— START OF PROVIDED DATA —
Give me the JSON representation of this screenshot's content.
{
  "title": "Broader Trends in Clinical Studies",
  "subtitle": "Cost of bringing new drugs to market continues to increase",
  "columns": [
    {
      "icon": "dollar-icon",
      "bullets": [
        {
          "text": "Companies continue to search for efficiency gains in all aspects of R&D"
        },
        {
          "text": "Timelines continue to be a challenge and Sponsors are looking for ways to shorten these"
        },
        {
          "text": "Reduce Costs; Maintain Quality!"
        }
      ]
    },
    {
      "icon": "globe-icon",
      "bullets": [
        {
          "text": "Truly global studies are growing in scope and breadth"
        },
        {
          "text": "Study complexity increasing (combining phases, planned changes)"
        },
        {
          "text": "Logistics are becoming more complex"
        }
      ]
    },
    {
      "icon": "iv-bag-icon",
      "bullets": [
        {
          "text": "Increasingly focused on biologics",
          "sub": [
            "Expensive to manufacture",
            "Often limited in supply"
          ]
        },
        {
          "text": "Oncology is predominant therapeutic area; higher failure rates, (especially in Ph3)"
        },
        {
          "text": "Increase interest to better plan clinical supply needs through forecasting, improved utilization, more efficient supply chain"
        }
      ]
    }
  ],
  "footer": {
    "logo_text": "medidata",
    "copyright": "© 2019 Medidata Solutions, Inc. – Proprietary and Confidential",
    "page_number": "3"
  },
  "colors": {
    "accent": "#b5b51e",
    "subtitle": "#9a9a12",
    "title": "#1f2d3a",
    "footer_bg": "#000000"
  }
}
— END OF PROVIDED DATA —
DIRECTIVE
From the data above, pick out each line containing "icon" and copy it.

EXPECTED OUTPUT
      "icon": "dollar-icon",
      "icon": "globe-icon",
      "icon": "iv-bag-icon",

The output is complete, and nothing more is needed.